**O que se pede**
Prossiga com o texto sobre a decepção de Lula com os produtores de álcool, começando logo após a última frase apresentada.

**Trecho da fonte**
⁂
A transferência para o governo federal de práticas e experiências tipicamente sindicais foi anunciada por Luiz Inácio Lula da Silva ao longo da campanha presidencial. Se era preciso provar a distância que existe entre o funcionamento de um governo e a condução de um sindicato, o caso da "decepção" do presidente em relação aos produtores de álcool, na semana passada, foi eloquente. O teor da frase de Lula revela um sentimento de que acordos fundados na palavra podem sustentar uma ação de Estado.
Não foi a primeira vez que usineiros sabotaram intenções de governo. Sua incapacidade de manter a oferta do álcool combustível ao longo do tempo foi um dos fatores que puseram a perder anos de investimento (e de fartos subsídios) numa matriz energética mais limpa ambientalmente e menos dependente das vicissitudes da economia global.
Como já ocorreu no passado, um surto na cotação internacional do açúcar fez com que as usinas ampliassem sua produção para exportação, à custa do fabrico de álcool. O resultado foi um aumento nos preços do álcool no mercado doméstico, o que afetou não apenas os proprietários de carros movidos a esse combustível, mas também o preço da gasolina, que usa álcool anidro como aditivo.
⁂
**Dados fornecidos**
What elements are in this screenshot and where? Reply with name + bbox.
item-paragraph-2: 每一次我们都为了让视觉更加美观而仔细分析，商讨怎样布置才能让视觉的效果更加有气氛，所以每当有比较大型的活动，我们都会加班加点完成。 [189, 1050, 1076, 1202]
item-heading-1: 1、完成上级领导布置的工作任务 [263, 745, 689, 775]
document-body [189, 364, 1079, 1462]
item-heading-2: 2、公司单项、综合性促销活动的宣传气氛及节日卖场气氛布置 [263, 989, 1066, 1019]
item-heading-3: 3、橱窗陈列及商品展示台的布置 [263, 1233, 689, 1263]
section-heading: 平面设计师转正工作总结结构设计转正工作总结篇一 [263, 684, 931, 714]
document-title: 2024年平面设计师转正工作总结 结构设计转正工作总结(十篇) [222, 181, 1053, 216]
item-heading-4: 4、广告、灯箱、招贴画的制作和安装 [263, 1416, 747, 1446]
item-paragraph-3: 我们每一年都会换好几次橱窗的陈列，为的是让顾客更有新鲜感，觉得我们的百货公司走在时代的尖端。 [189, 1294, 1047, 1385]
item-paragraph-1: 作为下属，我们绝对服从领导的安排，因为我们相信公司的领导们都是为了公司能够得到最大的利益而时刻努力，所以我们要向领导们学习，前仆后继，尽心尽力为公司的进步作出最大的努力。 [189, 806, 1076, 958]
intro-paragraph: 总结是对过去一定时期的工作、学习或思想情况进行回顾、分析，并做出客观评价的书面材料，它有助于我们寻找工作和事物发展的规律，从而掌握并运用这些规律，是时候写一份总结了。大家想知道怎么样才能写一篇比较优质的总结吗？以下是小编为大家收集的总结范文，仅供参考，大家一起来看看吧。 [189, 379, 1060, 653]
⁂
**Resposta escrita**
Tentar conter essa busca de lucro rápido através de um diálogo com produtores que ostentam um histórico de falta de credibilidade é pouco promissor. Para retomar o Proálcool num ambiente de câmbio desvalorizado, é preciso que o governo obtenha garantias reais que representem ônus financeiros para os produtores que não cumprirem sua parte.
Se não for assim, é melhor deixar que o mercado se encarregue de produzir breves picos de alta lucratividade no setor, entremeados por longos períodos de ganhos baixos, em que usineiros não cessam de acorrer aos governantes de turno pedindo a volta do Proálcool ou o aumento do teor de álcool anidro na gasolina. Essa não é uma questão de decepção presidencial, mas de interesse público.